The records that follow should be retyped word for word.

===

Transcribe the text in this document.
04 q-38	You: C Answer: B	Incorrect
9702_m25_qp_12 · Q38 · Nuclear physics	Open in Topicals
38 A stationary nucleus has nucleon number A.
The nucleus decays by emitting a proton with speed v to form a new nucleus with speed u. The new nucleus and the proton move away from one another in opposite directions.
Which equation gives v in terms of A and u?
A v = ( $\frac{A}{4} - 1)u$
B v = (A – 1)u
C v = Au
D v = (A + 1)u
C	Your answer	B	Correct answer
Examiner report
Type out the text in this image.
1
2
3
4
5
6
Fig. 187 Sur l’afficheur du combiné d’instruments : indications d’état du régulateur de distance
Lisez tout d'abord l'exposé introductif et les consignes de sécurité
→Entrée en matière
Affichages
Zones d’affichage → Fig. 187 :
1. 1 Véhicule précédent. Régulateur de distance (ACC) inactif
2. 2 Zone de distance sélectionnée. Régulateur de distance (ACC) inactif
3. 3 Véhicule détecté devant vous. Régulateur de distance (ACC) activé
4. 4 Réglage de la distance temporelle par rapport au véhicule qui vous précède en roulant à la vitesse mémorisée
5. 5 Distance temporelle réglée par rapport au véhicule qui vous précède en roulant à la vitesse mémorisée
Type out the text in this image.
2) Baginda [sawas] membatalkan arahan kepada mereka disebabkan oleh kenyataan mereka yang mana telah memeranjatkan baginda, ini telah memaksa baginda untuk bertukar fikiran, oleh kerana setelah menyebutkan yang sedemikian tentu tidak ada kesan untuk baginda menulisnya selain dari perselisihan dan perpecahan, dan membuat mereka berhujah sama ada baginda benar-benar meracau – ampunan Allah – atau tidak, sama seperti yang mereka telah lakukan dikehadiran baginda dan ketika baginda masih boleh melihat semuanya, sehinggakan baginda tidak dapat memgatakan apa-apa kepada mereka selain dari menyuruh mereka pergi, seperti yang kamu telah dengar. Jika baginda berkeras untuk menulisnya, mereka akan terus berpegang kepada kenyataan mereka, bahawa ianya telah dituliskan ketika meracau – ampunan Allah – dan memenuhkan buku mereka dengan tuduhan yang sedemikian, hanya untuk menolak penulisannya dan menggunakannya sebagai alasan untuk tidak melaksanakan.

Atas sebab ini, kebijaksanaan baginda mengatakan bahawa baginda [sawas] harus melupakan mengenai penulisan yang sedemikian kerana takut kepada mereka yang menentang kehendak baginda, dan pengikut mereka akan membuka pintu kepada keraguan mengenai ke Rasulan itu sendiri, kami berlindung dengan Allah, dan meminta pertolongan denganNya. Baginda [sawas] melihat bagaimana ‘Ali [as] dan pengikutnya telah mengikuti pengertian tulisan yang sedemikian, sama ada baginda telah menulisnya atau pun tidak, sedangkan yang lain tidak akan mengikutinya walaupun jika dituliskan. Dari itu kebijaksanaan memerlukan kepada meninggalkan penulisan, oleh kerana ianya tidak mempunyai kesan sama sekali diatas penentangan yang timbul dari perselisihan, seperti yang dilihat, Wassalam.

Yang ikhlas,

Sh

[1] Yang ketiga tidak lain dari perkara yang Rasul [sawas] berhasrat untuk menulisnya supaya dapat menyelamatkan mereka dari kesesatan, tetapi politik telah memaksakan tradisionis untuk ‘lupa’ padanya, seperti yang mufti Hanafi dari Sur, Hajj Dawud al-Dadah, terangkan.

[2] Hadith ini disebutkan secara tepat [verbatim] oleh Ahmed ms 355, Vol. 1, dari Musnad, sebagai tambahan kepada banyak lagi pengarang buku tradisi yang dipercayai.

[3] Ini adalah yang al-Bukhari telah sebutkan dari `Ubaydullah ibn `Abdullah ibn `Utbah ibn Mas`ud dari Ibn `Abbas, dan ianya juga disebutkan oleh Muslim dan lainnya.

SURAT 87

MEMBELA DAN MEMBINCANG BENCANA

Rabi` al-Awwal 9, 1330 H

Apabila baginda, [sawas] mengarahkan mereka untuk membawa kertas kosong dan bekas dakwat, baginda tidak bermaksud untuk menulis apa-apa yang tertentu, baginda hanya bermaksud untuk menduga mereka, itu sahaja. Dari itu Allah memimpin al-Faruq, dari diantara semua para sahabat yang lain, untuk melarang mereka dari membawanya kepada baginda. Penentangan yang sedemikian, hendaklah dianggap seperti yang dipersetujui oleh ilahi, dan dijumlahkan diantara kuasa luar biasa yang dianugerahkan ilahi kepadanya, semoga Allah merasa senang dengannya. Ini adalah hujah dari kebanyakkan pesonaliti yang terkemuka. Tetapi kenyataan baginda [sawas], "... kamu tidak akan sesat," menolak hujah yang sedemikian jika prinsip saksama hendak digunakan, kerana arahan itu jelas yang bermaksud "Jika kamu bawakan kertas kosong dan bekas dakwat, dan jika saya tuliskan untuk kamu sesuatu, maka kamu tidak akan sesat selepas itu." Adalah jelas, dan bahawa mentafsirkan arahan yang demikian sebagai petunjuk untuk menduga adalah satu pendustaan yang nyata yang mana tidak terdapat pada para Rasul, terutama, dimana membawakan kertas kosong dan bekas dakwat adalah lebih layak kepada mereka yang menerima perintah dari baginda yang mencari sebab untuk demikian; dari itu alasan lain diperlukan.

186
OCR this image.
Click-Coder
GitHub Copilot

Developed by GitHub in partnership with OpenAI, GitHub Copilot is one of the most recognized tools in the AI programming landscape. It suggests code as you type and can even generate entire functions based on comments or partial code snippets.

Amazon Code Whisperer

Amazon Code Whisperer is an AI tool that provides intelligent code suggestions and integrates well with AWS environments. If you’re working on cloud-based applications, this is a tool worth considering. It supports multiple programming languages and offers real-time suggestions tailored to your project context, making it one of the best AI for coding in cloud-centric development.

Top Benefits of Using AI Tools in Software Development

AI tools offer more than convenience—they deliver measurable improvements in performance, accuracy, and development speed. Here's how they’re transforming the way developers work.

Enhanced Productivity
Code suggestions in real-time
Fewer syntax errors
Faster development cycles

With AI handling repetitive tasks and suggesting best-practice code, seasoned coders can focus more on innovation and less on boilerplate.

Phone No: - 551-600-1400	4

===

**Finished answer**
Transcribe the text in this document.
04 q-38	You: C Answer: B	Incorrect
9702_m25_qp_12 · Q38 · Nuclear physics	Open in Topicals
38 A stationary nucleus has nucleon number A.
The nucleus decays by emitting a proton with speed v to form a new nucleus with speed u. The new nucleus and the proton move away from one another in opposite directions.
Which equation gives v in terms of A and u?
A v = ( $\frac{A}{4} - 1)u$
B v = (A – 1)u
C v = Au
D v = (A + 1)u
C	Your answer	B	Correct answer
Examiner report
Type out the text in this image.
1
2
3
4
5
6
Fig. 187 Sur l’afficheur du combiné d’instruments : indications d’état du régulateur de distance
Lisez tout d'abord l'exposé introductif et les consignes de sécurité
→Entrée en matière
Affichages
Zones d’affichage → Fig. 187 :
1. 1 Véhicule précédent. Régulateur de distance (ACC) inactif
2. 2 Zone de distance sélectionnée. Régulateur de distance (ACC) inactif
3. 3 Véhicule détecté devant vous. Régulateur de distance (ACC) activé
4. 4 Réglage de la distance temporelle par rapport au véhicule qui vous précède en roulant à la vitesse mémorisée
5. 5 Distance temporelle réglée par rapport au véhicule qui vous précède en roulant à la vitesse mémorisée
Type out the text in this image.
2) Baginda [sawas] membatalkan arahan kepada mereka disebabkan oleh kenyataan mereka yang mana telah memeranjatkan baginda, ini telah memaksa baginda untuk bertukar fikiran, oleh kerana setelah menyebutkan yang sedemikian tentu tidak ada kesan untuk baginda menulisnya selain dari perselisihan dan perpecahan, dan membuat mereka berhujah sama ada baginda benar-benar meracau – ampunan Allah – atau tidak, sama seperti yang mereka telah lakukan dikehadiran baginda dan ketika baginda masih boleh melihat semuanya, sehinggakan baginda tidak dapat memgatakan apa-apa kepada mereka selain dari menyuruh mereka pergi, seperti yang kamu telah dengar. Jika baginda berkeras untuk menulisnya, mereka akan terus berpegang kepada kenyataan mereka, bahawa ianya telah dituliskan ketika meracau – ampunan Allah – dan memenuhkan buku mereka dengan tuduhan yang sedemikian, hanya untuk menolak penulisannya dan menggunakannya sebagai alasan untuk tidak melaksanakan.

Atas sebab ini, kebijaksanaan baginda mengatakan bahawa baginda [sawas] harus melupakan mengenai penulisan yang sedemikian kerana takut kepada mereka yang menentang kehendak baginda, dan pengikut mereka akan membuka pintu kepada keraguan mengenai ke Rasulan itu sendiri, kami berlindung dengan Allah, dan meminta pertolongan denganNya. Baginda [sawas] melihat bagaimana ‘Ali [as] dan pengikutnya telah mengikuti pengertian tulisan yang sedemikian, sama ada baginda telah menulisnya atau pun tidak, sedangkan yang lain tidak akan mengikutinya walaupun jika dituliskan. Dari itu kebijaksanaan memerlukan kepada meninggalkan penulisan, oleh kerana ianya tidak mempunyai kesan sama sekali diatas penentangan yang timbul dari perselisihan, seperti yang dilihat, Wassalam.

Yang ikhlas,

Sh

[1] Yang ketiga tidak lain dari perkara yang Rasul [sawas] berhasrat untuk menulisnya supaya dapat menyelamatkan mereka dari kesesatan, tetapi politik telah memaksakan tradisionis untuk ‘lupa’ padanya, seperti yang mufti Hanafi dari Sur, Hajj Dawud al-Dadah, terangkan.

[2] Hadith ini disebutkan secara tepat [verbatim] oleh Ahmed ms 355, Vol. 1, dari Musnad, sebagai tambahan kepada banyak lagi pengarang buku tradisi yang dipercayai.

[3] Ini adalah yang al-Bukhari telah sebutkan dari `Ubaydullah ibn `Abdullah ibn `Utbah ibn Mas`ud dari Ibn `Abbas, dan ianya juga disebutkan oleh Muslim dan lainnya.

SURAT 87

MEMBELA DAN MEMBINCANG BENCANA

Rabi` al-Awwal 9, 1330 H

Apabila baginda, [sawas] mengarahkan mereka untuk membawa kertas kosong dan bekas dakwat, baginda tidak bermaksud untuk menulis apa-apa yang tertentu, baginda hanya bermaksud untuk menduga mereka, itu sahaja. Dari itu Allah memimpin al-Faruq, dari diantara semua para sahabat yang lain, untuk melarang mereka dari membawanya kepada baginda. Penentangan yang sedemikian, hendaklah dianggap seperti yang dipersetujui oleh ilahi, dan dijumlahkan diantara kuasa luar biasa yang dianugerahkan ilahi kepadanya, semoga Allah merasa senang dengannya. Ini adalah hujah dari kebanyakkan pesonaliti yang terkemuka. Tetapi kenyataan baginda [sawas], "... kamu tidak akan sesat," menolak hujah yang sedemikian jika prinsip saksama hendak digunakan, kerana arahan itu jelas yang bermaksud "Jika kamu bawakan kertas kosong dan bekas dakwat, dan jika saya tuliskan untuk kamu sesuatu, maka kamu tidak akan sesat selepas itu." Adalah jelas, dan bahawa mentafsirkan arahan yang demikian sebagai petunjuk untuk menduga adalah satu pendustaan yang nyata yang mana tidak terdapat pada para Rasul, terutama, dimana membawakan kertas kosong dan bekas dakwat adalah lebih layak kepada mereka yang menerima perintah dari baginda yang mencari sebab untuk demikian; dari itu alasan lain diperlukan.

186
OCR this image.
Click-Coder
GitHub Copilot

Developed by GitHub in partnership with OpenAI, GitHub Copilot is one of the most recognized tools in the AI programming landscape. It suggests code as you type and can even generate entire functions based on comments or partial code snippets.

Amazon Code Whisperer

Amazon Code Whisperer is an AI tool that provides intelligent code suggestions and integrates well with AWS environments. If you’re working on cloud-based applications, this is a tool worth considering. It supports multiple programming languages and offers real-time suggestions tailored to your project context, making it one of the best AI for coding in cloud-centric development.

Top Benefits of Using AI Tools in Software Development

AI tools offer more than convenience—they deliver measurable improvements in performance, accuracy, and development speed. Here's how they’re transforming the way developers work.

Enhanced Productivity
Code suggestions in real-time
Fewer syntax errors
Faster development cycles

With AI handling repetitive tasks and suggesting best-practice code, seasoned coders can focus more on innovation and less on boilerplate.

Phone No: - 551-600-1400	4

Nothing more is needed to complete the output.